■ **GIVEN INSTRUCTION**
Keep only the lines of the data below that contain "octobre", and copy them.

☆ ☆ ☆

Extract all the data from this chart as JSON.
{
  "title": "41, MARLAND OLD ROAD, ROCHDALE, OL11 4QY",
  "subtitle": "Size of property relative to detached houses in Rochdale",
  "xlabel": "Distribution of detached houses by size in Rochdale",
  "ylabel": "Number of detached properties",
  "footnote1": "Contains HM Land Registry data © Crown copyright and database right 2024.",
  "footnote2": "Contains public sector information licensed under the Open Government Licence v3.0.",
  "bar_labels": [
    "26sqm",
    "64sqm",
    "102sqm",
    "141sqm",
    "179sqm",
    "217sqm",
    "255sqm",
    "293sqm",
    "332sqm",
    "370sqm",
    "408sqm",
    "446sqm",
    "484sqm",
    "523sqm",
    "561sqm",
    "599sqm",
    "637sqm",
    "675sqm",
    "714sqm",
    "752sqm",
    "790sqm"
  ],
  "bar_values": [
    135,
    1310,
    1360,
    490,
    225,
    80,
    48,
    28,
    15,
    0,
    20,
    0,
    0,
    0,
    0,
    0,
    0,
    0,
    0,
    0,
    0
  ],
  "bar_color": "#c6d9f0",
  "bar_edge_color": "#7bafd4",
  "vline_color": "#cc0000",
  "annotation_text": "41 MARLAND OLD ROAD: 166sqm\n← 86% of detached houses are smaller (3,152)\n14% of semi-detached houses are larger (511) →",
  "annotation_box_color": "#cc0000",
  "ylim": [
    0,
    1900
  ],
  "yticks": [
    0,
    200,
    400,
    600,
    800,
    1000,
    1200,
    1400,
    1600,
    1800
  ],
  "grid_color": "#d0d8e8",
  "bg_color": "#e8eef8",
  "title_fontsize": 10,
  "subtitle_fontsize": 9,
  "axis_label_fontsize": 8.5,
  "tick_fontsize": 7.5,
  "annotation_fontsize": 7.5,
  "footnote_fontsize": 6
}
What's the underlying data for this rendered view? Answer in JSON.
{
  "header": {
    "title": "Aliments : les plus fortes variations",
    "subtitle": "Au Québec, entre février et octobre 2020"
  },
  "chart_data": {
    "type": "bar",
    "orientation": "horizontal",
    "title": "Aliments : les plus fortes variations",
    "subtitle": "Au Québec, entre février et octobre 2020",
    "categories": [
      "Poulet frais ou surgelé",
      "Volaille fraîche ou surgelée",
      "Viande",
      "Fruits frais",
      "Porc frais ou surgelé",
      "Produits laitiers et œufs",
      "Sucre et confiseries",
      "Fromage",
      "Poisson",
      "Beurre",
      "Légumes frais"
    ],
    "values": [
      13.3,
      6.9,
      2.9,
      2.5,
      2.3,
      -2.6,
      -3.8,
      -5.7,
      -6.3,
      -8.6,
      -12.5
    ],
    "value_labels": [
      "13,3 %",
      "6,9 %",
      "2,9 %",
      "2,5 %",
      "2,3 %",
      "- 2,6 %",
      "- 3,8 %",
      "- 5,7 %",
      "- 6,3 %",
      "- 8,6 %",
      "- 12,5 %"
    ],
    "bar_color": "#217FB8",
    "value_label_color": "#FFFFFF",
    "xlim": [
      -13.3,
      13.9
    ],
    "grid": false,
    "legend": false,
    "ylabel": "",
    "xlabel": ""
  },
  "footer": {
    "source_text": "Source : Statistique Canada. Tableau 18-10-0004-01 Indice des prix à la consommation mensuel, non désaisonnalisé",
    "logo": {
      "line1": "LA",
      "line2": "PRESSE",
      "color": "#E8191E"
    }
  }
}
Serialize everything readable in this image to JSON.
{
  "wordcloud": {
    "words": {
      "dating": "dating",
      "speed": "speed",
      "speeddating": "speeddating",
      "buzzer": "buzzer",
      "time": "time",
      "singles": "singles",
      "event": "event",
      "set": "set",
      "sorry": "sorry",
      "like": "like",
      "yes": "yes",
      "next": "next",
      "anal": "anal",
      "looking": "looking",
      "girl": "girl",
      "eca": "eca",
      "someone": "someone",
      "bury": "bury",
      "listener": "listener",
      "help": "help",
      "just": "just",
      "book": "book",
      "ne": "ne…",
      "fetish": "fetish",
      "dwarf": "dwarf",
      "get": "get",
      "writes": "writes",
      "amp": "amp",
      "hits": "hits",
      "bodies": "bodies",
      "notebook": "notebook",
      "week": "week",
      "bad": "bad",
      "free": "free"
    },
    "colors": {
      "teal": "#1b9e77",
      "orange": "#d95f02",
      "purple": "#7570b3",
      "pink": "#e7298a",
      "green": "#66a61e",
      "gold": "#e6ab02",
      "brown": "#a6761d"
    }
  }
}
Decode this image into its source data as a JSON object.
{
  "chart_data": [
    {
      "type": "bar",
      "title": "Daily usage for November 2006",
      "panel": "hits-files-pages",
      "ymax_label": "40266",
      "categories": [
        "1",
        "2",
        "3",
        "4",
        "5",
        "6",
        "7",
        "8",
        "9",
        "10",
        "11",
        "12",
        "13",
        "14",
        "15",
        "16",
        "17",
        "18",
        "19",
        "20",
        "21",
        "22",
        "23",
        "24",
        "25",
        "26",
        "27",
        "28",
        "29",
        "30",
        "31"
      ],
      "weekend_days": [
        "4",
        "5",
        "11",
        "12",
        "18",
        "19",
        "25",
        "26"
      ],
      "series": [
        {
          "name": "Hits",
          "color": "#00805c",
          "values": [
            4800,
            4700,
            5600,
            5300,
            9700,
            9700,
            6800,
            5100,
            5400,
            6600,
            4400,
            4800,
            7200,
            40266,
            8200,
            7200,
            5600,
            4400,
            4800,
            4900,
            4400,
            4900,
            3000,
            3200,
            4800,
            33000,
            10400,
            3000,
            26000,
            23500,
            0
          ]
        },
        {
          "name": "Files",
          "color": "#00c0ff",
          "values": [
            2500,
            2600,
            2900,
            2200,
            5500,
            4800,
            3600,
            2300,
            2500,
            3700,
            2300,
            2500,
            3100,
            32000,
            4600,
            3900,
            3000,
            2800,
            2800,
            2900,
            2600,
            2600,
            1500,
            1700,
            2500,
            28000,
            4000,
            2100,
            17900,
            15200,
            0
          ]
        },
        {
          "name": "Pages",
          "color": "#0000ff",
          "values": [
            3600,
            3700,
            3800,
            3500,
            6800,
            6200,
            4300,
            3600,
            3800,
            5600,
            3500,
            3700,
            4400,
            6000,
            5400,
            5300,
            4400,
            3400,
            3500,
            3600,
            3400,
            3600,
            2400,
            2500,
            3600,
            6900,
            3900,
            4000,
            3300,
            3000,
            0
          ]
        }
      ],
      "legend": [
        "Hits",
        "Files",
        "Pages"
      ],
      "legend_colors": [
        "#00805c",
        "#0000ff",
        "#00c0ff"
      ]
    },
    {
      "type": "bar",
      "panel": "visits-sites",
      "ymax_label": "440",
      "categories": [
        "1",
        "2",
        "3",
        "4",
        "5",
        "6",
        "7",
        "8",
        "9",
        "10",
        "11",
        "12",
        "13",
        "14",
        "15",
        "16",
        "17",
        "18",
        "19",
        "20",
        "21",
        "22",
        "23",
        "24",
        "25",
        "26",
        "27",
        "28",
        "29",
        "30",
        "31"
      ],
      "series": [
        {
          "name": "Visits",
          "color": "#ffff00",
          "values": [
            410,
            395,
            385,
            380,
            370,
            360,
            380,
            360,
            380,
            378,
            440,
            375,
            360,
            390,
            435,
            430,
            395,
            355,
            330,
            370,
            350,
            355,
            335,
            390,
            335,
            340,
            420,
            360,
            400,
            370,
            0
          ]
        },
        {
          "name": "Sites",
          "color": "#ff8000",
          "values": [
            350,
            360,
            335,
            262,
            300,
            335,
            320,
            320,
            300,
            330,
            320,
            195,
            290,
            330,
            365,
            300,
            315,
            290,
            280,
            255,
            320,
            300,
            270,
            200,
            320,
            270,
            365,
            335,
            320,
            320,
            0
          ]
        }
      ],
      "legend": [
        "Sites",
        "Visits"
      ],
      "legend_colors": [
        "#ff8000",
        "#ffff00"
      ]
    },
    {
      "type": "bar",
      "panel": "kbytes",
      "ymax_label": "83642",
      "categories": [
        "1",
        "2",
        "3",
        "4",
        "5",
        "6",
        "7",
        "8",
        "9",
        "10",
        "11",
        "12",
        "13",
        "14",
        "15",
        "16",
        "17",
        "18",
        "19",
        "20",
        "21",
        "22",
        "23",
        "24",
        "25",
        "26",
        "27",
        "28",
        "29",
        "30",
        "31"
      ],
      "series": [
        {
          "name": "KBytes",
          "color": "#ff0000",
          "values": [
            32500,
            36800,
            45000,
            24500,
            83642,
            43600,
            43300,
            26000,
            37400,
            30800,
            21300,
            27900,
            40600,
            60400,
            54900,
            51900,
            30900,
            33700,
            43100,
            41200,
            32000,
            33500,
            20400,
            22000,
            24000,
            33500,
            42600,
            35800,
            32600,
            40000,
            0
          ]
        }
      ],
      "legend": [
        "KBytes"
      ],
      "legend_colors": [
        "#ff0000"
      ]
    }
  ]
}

☆ ☆ ☆

■ **THE REPLY**
    "subtitle": "Au Québec, entre février et octobre 2020"
    "subtitle": "Au Québec, entre février et octobre 2020",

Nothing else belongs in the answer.